__PROVIDED RECORDS__
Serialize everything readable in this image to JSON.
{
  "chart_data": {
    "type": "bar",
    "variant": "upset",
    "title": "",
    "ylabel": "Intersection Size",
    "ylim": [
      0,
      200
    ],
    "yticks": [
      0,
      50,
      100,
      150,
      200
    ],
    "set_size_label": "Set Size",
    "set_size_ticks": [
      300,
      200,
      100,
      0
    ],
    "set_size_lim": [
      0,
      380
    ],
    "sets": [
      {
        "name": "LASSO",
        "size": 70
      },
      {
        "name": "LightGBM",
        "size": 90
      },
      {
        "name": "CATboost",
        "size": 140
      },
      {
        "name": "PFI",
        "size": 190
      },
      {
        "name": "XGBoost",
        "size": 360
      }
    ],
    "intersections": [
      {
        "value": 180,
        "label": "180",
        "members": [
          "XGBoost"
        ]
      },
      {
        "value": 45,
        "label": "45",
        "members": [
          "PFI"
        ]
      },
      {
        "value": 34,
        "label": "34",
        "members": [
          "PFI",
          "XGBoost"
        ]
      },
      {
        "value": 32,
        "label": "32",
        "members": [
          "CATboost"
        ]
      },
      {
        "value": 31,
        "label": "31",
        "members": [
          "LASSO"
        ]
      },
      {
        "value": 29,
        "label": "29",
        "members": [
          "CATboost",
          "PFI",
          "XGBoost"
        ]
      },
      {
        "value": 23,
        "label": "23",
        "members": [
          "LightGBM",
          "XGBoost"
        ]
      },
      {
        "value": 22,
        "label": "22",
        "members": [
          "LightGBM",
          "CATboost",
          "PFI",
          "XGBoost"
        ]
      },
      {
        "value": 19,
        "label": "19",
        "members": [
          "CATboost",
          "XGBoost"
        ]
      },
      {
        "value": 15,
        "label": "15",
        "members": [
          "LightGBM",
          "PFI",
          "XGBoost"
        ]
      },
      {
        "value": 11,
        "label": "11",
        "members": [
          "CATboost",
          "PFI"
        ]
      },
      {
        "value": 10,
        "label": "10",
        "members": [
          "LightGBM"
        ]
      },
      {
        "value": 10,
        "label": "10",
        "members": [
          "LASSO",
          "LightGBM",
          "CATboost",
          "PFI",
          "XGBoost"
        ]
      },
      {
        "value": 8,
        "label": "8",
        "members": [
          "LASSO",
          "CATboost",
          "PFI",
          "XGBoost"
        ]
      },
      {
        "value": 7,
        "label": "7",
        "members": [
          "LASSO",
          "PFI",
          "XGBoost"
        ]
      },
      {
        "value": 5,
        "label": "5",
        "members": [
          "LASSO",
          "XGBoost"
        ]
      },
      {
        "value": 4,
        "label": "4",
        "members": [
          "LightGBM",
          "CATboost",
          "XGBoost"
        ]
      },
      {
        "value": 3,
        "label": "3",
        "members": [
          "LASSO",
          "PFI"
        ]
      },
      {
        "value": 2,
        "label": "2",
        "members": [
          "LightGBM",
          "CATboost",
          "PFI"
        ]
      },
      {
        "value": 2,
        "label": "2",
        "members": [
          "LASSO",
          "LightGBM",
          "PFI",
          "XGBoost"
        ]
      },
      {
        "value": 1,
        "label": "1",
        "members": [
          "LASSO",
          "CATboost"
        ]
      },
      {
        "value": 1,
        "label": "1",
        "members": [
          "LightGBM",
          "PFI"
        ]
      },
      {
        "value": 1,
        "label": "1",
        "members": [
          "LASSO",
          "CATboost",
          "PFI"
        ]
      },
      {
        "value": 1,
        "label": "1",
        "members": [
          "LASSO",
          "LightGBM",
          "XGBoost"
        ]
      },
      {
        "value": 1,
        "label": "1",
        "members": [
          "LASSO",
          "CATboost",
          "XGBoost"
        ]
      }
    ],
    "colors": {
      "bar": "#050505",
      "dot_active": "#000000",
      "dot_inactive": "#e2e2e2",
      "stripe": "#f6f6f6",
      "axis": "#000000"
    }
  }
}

__DO THIS__
Repeat all of the records above exactly as they appear.

__FINISHED ANSWER__
Serialize everything readable in this image to JSON.
{
  "chart_data": {
    "type": "bar",
    "variant": "upset",
    "title": "",
    "ylabel": "Intersection Size",
    "ylim": [
      0,
      200
    ],
    "yticks": [
      0,
      50,
      100,
      150,
      200
    ],
    "set_size_label": "Set Size",
    "set_size_ticks": [
      300,
      200,
      100,
      0
    ],
    "set_size_lim": [
      0,
      380
    ],
    "sets": [
      {
        "name": "LASSO",
        "size": 70
      },
      {
        "name": "LightGBM",
        "size": 90
      },
      {
        "name": "CATboost",
        "size": 140
      },
      {
        "name": "PFI",
        "size": 190
      },
      {
        "name": "XGBoost",
        "size": 360
      }
    ],
    "intersections": [
      {
        "value": 180,
        "label": "180",
        "members": [
          "XGBoost"
        ]
      },
      {
        "value": 45,
        "label": "45",
        "members": [
          "PFI"
        ]
      },
      {
        "value": 34,
        "label": "34",
        "members": [
          "PFI",
          "XGBoost"
        ]
      },
      {
        "value": 32,
        "label": "32",
        "members": [
          "CATboost"
        ]
      },
      {
        "value": 31,
        "label": "31",
        "members": [
          "LASSO"
        ]
      },
      {
        "value": 29,
        "label": "29",
        "members": [
          "CATboost",
          "PFI",
          "XGBoost"
        ]
      },
      {
        "value": 23,
        "label": "23",
        "members": [
          "LightGBM",
          "XGBoost"
        ]
      },
      {
        "value": 22,
        "label": "22",
        "members": [
          "LightGBM",
          "CATboost",
          "PFI",
          "XGBoost"
        ]
      },
      {
        "value": 19,
        "label": "19",
        "members": [
          "CATboost",
          "XGBoost"
        ]
      },
      {
        "value": 15,
        "label": "15",
        "members": [
          "LightGBM",
          "PFI",
          "XGBoost"
        ]
      },
      {
        "value": 11,
        "label": "11",
        "members": [
          "CATboost",
          "PFI"
        ]
      },
      {
        "value": 10,
        "label": "10",
        "members": [
          "LightGBM"
        ]
      },
      {
        "value": 10,
        "label": "10",
        "members": [
          "LASSO",
          "LightGBM",
          "CATboost",
          "PFI",
          "XGBoost"
        ]
      },
      {
        "value": 8,
        "label": "8",
        "members": [
          "LASSO",
          "CATboost",
          "PFI",
          "XGBoost"
        ]
      },
      {
        "value": 7,
        "label": "7",
        "members": [
          "LASSO",
          "PFI",
          "XGBoost"
        ]
      },
      {
        "value": 5,
        "label": "5",
        "members": [
          "LASSO",
          "XGBoost"
        ]
      },
      {
        "value": 4,
        "label": "4",
        "members": [
          "LightGBM",
          "CATboost",
          "XGBoost"
        ]
      },
      {
        "value": 3,
        "label": "3",
        "members": [
          "LASSO",
          "PFI"
        ]
      },
      {
        "value": 2,
        "label": "2",
        "members": [
          "LightGBM",
          "CATboost",
          "PFI"
        ]
      },
      {
        "value": 2,
        "label": "2",
        "members": [
          "LASSO",
          "LightGBM",
          "PFI",
          "XGBoost"
        ]
      },
      {
        "value": 1,
        "label": "1",
        "members": [
          "LASSO",
          "CATboost"
        ]
      },
      {
        "value": 1,
        "label": "1",
        "members": [
          "LightGBM",
          "PFI"
        ]
      },
      {
        "value": 1,
        "label": "1",
        "members": [
          "LASSO",
          "CATboost",
          "PFI"
        ]
      },
      {
        "value": 1,
        "label": "1",
        "members": [
          "LASSO",
          "LightGBM",
          "XGBoost"
        ]
      },
      {
        "value": 1,
        "label": "1",
        "members": [
          "LASSO",
          "CATboost",
          "XGBoost"
        ]
      }
    ],
    "colors": {
      "bar": "#050505",
      "dot_active": "#000000",
      "dot_inactive": "#e2e2e2",
      "stripe": "#f6f6f6",
      "axis": "#000000"
    }
  }
}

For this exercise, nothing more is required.